*PARTES DO EXERCÍCIO:*
a - Indique se cada afirmação concorda com o trecho sobre a derrota de Varo, respondendo sim ou não e citando literalmente as palavras do trecho que decidem a questão: (i) Augusto deixou o cabelo e a barba crescerem durante um mês; (ii) os guerreiros de Armínio invadiram as províncias romanas logo após a derrota de Varo; (iii) em 13 d.C., Tibério retornou a Roma.
b - Prolongue o trecho sobre a derrota de Varo a partir da sua última frase, mantendo o mesmo tom e assunto.

*TRECHO CITADO:*
+---+
O desastre na Teutoberg Wald foi um golpe terrível no idoso Augusto, que deixou seu cabelo e barba crescerem durante um mês como sinal de luto e teria perambulado por seu palácio batendo a cabeça nas paredes e gritando: “Quintílio Varo, devolva as minhas legiões!”. Por algum tempo, o exército ficou reduzido à força de 25 legiões, e os números XVII, XVIII e XIX nunca mais foram usados. Tibério foi enviado imediatamente à fronteira do Reno, e todas as tropas disponíveis foram transferidas de outras províncias para reforçar seu exército. Logo havia oito legiões e pelo menos o mesmo número de tropas auxiliares nas duas províncias das Germânias Superior e Inferior, que se estendiam ao longo da margem ocidental do rio. A invasão germânica esperada não se materializou, e os guerreiros de Armínio aparentemente seguiram a prática da maioria dos exércitos tribais ao longo de toda a História, dispersando-se e voltando para seus lares a fim de exibir os espólios e celebrar sua glória. Quando estava suficientemente forte, Tibério começou a enviar expedições punitivas contra as tribos germânicas. A reputação romana de invencibilidade fora abalada pela derrota de Varo e levaria vários anos de duras campanhas para começar a recuperá-la. Em 11 d.C., Tibério foi reforçado por Germânico, que ganhara experiência sob seu comando durante a rebelião das tribos da Panônia, ganhara 22 anos de idade. Augusto estava agora muito idoso e, em 13 d.C., Tibério retornou a Roma para ajudar o princeps e assegurar que a sucessão fosse realizada sem entraves depois da sua morte. Germânico substituiu-o como comandante supremo na fronteira do Reno[13].
+---+
*DADOS FORNECIDOS:*

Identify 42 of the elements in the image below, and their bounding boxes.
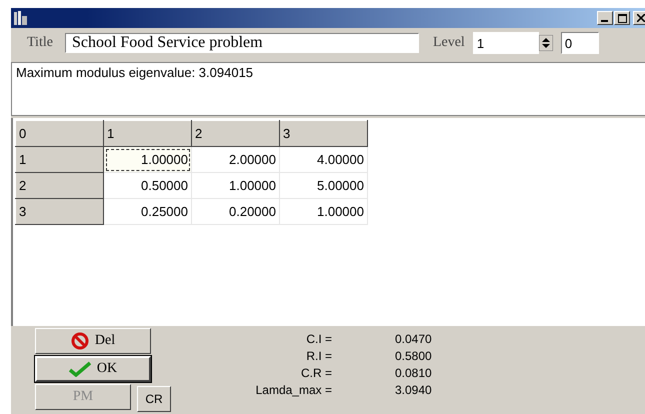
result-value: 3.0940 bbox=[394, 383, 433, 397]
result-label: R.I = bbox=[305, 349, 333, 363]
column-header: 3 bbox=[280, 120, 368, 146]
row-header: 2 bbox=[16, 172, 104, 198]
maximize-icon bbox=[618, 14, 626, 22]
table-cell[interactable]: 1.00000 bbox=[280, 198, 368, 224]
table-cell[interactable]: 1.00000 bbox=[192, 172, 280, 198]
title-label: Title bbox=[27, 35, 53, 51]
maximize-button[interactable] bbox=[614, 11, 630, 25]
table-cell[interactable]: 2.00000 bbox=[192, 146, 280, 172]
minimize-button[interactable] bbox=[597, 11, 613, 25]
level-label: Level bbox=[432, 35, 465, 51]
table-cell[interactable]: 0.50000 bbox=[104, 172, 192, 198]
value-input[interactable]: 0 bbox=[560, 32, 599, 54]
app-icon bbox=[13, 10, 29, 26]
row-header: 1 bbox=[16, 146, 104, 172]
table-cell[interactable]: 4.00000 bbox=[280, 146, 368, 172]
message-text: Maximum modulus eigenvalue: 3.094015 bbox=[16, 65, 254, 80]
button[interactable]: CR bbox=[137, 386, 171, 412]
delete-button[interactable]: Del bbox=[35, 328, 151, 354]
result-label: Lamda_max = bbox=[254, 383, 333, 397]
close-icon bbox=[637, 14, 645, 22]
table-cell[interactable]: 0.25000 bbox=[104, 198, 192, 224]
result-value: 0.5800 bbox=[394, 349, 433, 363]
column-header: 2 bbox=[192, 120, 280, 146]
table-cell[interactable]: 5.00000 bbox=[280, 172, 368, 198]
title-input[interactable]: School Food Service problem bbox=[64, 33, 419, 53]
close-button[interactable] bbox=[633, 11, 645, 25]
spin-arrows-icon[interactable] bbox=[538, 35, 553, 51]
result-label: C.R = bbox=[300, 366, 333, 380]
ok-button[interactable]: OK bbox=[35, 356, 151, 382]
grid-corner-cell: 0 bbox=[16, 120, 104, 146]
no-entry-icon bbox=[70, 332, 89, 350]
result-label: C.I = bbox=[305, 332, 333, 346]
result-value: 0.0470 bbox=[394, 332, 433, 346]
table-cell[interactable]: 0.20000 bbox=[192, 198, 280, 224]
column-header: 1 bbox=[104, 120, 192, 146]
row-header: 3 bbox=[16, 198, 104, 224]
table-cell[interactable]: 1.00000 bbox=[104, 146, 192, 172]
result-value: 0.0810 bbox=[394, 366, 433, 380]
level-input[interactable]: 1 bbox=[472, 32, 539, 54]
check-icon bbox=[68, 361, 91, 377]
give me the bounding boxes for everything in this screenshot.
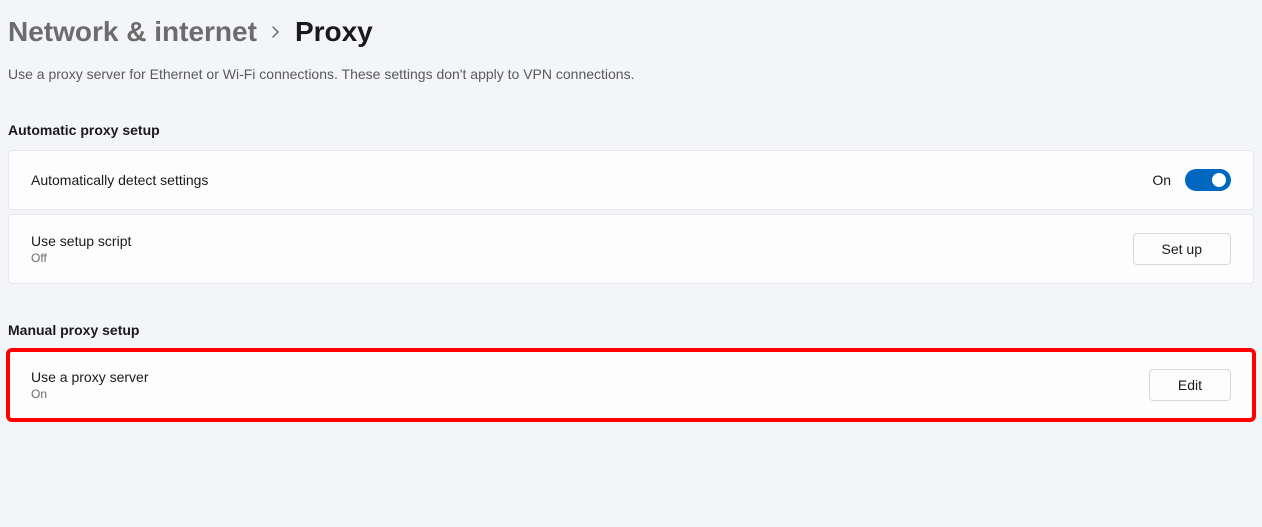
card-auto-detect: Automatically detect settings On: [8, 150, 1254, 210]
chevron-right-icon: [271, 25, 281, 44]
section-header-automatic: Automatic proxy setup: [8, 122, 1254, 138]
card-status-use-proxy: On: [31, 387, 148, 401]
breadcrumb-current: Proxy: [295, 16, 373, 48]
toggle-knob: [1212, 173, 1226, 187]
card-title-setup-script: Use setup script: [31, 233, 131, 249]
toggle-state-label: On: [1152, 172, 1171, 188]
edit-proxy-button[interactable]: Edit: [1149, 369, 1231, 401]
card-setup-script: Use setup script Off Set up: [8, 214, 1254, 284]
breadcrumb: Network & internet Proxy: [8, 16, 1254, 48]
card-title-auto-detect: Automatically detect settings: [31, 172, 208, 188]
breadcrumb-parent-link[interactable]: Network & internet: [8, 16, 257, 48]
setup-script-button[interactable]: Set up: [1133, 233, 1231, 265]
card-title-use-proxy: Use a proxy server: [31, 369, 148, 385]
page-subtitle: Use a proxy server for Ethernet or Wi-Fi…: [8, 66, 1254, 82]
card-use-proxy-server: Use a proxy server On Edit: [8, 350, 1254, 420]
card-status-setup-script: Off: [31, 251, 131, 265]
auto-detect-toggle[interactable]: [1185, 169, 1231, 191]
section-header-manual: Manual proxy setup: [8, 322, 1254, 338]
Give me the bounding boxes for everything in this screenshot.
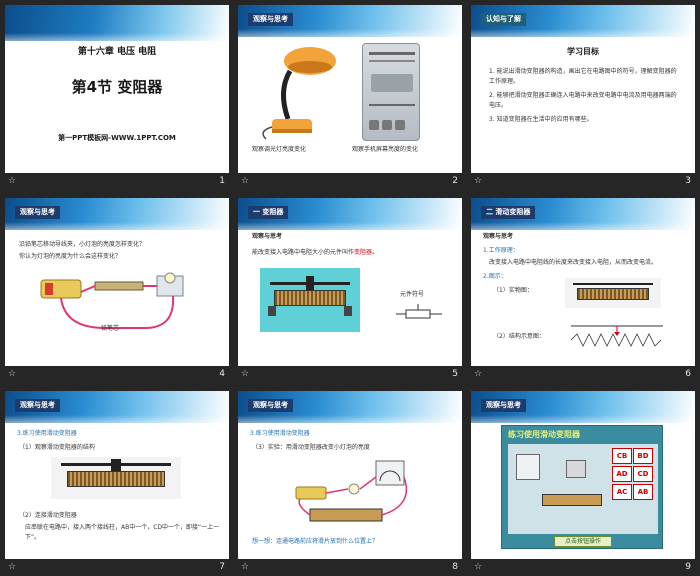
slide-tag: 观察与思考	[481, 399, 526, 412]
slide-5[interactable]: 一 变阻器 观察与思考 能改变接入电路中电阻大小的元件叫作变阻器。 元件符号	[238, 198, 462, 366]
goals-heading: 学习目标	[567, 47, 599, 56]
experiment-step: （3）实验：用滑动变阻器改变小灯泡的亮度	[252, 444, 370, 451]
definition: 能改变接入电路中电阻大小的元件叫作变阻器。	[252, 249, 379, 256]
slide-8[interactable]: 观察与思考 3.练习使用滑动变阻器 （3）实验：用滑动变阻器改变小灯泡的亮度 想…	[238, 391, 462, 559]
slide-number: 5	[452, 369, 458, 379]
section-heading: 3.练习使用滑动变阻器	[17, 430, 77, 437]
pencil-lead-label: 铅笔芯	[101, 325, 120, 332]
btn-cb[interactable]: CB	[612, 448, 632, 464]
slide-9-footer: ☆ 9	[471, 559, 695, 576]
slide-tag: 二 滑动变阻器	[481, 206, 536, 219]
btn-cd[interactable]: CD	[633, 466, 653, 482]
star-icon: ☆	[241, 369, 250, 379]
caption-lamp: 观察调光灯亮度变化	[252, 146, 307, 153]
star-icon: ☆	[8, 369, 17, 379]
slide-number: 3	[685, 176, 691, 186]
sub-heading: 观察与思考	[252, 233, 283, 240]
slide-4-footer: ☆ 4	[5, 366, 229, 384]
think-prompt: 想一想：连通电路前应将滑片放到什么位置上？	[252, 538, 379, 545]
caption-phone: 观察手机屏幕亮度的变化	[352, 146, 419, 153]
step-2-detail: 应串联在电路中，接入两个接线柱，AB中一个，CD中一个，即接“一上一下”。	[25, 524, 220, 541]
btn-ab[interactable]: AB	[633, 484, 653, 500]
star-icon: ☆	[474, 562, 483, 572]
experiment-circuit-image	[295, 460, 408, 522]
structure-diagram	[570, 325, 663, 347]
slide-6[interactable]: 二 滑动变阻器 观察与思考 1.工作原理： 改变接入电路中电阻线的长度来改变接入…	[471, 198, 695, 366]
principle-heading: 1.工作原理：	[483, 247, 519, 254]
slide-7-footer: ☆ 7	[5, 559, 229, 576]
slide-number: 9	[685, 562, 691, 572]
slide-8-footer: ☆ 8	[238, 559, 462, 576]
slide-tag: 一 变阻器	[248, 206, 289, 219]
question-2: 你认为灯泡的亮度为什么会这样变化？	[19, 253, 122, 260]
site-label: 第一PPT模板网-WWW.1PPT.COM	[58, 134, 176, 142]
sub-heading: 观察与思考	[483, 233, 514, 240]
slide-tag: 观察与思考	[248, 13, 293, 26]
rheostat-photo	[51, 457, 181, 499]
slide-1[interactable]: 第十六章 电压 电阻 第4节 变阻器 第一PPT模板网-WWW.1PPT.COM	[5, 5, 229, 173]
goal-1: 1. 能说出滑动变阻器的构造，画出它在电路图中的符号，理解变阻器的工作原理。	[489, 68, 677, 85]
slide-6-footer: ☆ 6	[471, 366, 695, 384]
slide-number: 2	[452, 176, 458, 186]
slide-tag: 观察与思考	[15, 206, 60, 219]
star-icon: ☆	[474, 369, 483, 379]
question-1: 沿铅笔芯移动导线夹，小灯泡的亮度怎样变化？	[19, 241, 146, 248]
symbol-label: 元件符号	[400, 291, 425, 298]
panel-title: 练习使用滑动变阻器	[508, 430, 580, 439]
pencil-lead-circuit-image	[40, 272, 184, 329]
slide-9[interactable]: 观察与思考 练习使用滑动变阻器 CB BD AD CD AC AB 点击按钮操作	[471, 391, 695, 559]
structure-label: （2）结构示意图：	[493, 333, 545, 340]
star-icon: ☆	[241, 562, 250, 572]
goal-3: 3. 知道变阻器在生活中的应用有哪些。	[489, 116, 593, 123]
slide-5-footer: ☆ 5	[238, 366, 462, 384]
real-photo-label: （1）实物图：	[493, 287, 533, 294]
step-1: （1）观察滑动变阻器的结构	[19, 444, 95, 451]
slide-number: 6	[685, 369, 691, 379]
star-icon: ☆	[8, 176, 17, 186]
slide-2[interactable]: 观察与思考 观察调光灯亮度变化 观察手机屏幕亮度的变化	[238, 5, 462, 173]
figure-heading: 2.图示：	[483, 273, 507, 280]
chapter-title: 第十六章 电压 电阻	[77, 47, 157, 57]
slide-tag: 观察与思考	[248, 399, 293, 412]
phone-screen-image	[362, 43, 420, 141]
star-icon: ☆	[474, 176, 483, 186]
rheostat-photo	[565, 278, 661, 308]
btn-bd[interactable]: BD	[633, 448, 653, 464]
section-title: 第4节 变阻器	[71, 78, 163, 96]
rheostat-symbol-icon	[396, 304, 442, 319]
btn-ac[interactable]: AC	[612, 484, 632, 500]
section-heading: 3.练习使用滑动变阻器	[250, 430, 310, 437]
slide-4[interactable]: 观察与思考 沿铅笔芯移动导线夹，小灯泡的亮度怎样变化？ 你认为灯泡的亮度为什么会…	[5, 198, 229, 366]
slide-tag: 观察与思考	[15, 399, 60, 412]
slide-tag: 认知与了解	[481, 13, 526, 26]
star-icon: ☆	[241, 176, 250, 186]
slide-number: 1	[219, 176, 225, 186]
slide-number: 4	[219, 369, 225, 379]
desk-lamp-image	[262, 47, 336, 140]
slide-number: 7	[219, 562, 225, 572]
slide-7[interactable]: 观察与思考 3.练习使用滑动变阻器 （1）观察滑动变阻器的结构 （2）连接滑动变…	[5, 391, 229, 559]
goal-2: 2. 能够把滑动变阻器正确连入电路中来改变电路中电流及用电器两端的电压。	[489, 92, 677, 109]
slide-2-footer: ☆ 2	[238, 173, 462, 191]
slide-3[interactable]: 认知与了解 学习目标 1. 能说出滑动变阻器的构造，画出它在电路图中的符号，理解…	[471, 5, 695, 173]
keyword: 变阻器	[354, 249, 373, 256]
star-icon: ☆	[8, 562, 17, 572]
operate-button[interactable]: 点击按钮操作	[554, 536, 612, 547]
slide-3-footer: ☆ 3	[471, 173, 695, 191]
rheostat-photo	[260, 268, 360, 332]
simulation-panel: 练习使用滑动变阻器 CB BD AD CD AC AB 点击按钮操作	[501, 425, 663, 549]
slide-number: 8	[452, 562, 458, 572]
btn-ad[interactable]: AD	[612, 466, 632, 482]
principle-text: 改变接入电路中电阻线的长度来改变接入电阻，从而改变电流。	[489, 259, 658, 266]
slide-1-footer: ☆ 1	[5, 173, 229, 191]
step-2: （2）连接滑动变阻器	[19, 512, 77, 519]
+---+
*RESPOSTAS POR TAREFA:*
a -
(i) Sim: “deixou seu cabelo e barba crescerem durante um mês como sinal de luto”.
(ii) Não: “A invasão germânica esperada não se materializou”.
(iii) Sim: “em 13 d.C., Tibério retornou a Roma para ajudar o princeps”.

b -
MOTIM

Como seu pai, Germânico era extremamente popular entre os soldados e o povo de Roma, afeição que continuaria a ser nutrida muito tempo após sua morte. Sabemos que pelo menos uma unidade auxiliar romana, e, talvez, todo o exército, celebrava anualmente seu aniversário no século III d.C. Urbano, belo, de cabelo loiro, atlético – ele tinha trabalhado arduamente para desenvolver suas pernas, que eram muito finas na juventude –, seus modos eram tranquilos e corteses. Uma vez mais como seu pai, Germânico levou a esposa e os filhos para sua província. Ela era Agripina, filha de Agripa e da filha de Augusto, Júlia, e, portanto, sua prima, pois a família imperial tendia a arranjar casamentos entre os diferentes ramos da família estendida a fim de evitar dar a estranhos o elo sanguíneo do imperador. De muitas maneiras, ela personificava a matrona romana ideal – um grupo muito celebrado pela propaganda augustana como virtuoso –, trabalhando na administração do lar, no apoio ao marido para o desenvolvimento da sua carreira e produzindo a próxima geração de cidadãos romanos. O casal tinha nove filhos, muito acima da média numa época em que as taxas de natalidade entre as famílias senatoriais e de equestres estava em declínio, mas apenas seis dessas crianças – três meninos e três meninas – sobreviveram à infância. O filho mais novo, Caio, nasceu em 12 d.C. e, quando criança, era sempre vestido pelos pais com um uniforme de legionário em miniatura. Os soldados o apelidaram Calígula, ou “Botinhas”, pelo nome das botas militares, caligae[14].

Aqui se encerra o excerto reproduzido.